[Element and coordinate records]
^^^^

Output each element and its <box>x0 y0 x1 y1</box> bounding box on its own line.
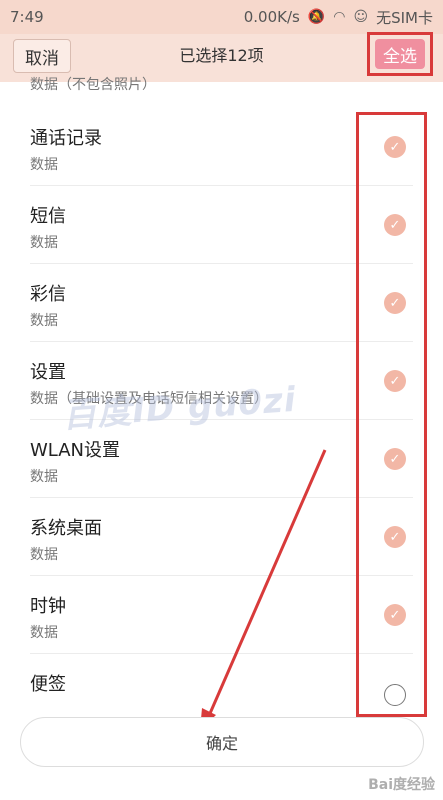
red-arrow-annotation <box>200 449 327 730</box>
baidu-watermark: Bai度经验 <box>368 777 435 793</box>
confirm-button[interactable]: 确定 <box>20 717 424 767</box>
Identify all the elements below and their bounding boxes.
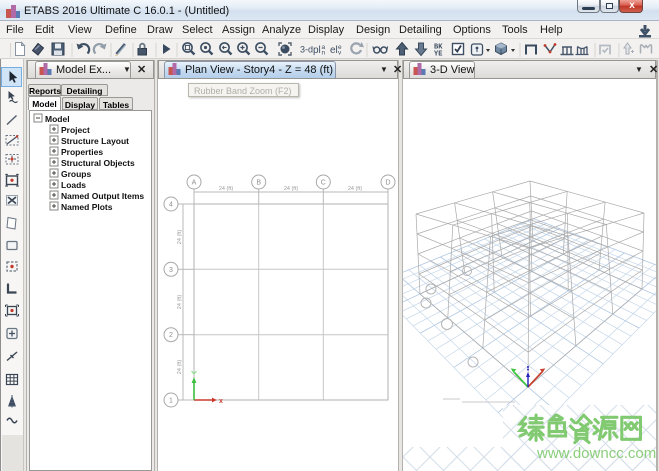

^^^^

PROBLEM STATEMENT >> Change "Identify" to "Locate" throughout the lines above, keeping everything else the same and omitting the pictures.

OUTPUT OF THE EXERCISE >>
Output each element and its <box>x0 y0 x1 y1</box> bounding box on its own line.
red-arrow-annotation <box>200 449 327 730</box>
baidu-watermark: Bai度经验 <box>368 777 435 793</box>
confirm-button[interactable]: 确定 <box>20 717 424 767</box>
Locate all the elements below and their bounding boxes.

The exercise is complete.